» **Task statement**
Repeat exactly each line of the data provided below.
▶
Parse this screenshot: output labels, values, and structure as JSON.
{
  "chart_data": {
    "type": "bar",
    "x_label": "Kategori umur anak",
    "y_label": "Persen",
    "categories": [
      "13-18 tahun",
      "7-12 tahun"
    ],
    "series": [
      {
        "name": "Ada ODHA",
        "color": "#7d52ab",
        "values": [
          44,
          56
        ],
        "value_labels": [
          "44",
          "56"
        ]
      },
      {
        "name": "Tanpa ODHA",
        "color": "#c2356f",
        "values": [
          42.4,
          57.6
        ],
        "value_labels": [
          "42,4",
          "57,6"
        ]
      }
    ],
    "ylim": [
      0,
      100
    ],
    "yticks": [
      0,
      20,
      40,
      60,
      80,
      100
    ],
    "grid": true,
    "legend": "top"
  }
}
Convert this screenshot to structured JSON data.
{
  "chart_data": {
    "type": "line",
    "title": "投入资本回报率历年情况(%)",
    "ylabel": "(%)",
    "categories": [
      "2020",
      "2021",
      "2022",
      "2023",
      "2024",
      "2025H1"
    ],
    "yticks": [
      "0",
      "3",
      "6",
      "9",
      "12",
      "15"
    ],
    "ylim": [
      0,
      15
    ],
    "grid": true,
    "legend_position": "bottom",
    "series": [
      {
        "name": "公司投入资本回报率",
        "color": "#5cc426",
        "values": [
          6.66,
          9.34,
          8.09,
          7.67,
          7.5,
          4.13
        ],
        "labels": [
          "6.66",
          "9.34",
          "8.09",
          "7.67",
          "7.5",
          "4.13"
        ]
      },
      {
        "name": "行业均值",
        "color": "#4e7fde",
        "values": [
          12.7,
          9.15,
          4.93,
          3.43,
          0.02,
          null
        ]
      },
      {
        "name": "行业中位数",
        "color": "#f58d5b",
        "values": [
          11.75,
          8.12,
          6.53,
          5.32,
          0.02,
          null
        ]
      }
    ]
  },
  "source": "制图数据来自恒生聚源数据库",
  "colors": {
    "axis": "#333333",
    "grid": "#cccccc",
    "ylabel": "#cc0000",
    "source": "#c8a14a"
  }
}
◀
» **Reply to the task**
Parse this screenshot: output labels, values, and structure as JSON.
{
  "chart_data": {
    "type": "bar",
    "x_label": "Kategori umur anak",
    "y_label": "Persen",
    "categories": [
      "13-18 tahun",
      "7-12 tahun"
    ],
    "series": [
      {
        "name": "Ada ODHA",
        "color": "#7d52ab",
        "values": [
          44,
          56
        ],
        "value_labels": [
          "44",
          "56"
        ]
      },
      {
        "name": "Tanpa ODHA",
        "color": "#c2356f",
        "values": [
          42.4,
          57.6
        ],
        "value_labels": [
          "42,4",
          "57,6"
        ]
      }
    ],
    "ylim": [
      0,
      100
    ],
    "yticks": [
      0,
      20,
      40,
      60,
      80,
      100
    ],
    "grid": true,
    "legend": "top"
  }
}
Convert this screenshot to structured JSON data.
{
  "chart_data": {
    "type": "line",
    "title": "投入资本回报率历年情况(%)",
    "ylabel": "(%)",
    "categories": [
      "2020",
      "2021",
      "2022",
      "2023",
      "2024",
      "2025H1"
    ],
    "yticks": [
      "0",
      "3",
      "6",
      "9",
      "12",
      "15"
    ],
    "ylim": [
      0,
      15
    ],
    "grid": true,
    "legend_position": "bottom",
    "series": [
      {
        "name": "公司投入资本回报率",
        "color": "#5cc426",
        "values": [
          6.66,
          9.34,
          8.09,
          7.67,
          7.5,
          4.13
        ],
        "labels": [
          "6.66",
          "9.34",
          "8.09",
          "7.67",
          "7.5",
          "4.13"
        ]
      },
      {
        "name": "行业均值",
        "color": "#4e7fde",
        "values": [
          12.7,
          9.15,
          4.93,
          3.43,
          0.02,
          null
        ]
      },
      {
        "name": "行业中位数",
        "color": "#f58d5b",
        "values": [
          11.75,
          8.12,
          6.53,
          5.32,
          0.02,
          null
        ]
      }
    ]
  },
  "source": "制图数据来自恒生聚源数据库",
  "colors": {
    "axis": "#333333",
    "grid": "#cccccc",
    "ylabel": "#cc0000",
    "source": "#c8a14a"
  }
}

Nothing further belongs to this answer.